> **Set task**
Restate the entries below verbatim.

> **Stored records**
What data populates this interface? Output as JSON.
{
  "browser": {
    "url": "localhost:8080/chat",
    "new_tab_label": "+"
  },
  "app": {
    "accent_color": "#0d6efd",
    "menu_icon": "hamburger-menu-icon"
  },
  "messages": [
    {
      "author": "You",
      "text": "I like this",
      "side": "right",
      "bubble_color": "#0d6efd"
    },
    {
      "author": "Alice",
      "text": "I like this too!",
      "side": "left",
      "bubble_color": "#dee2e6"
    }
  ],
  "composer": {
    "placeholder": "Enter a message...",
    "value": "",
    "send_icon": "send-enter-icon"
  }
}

> **Solved exercise**
What data populates this interface? Output as JSON.
{
  "browser": {
    "url": "localhost:8080/chat",
    "new_tab_label": "+"
  },
  "app": {
    "accent_color": "#0d6efd",
    "menu_icon": "hamburger-menu-icon"
  },
  "messages": [
    {
      "author": "You",
      "text": "I like this",
      "side": "right",
      "bubble_color": "#0d6efd"
    },
    {
      "author": "Alice",
      "text": "I like this too!",
      "side": "left",
      "bubble_color": "#dee2e6"
    }
  ],
  "composer": {
    "placeholder": "Enter a message...",
    "value": "",
    "send_icon": "send-enter-icon"
  }
}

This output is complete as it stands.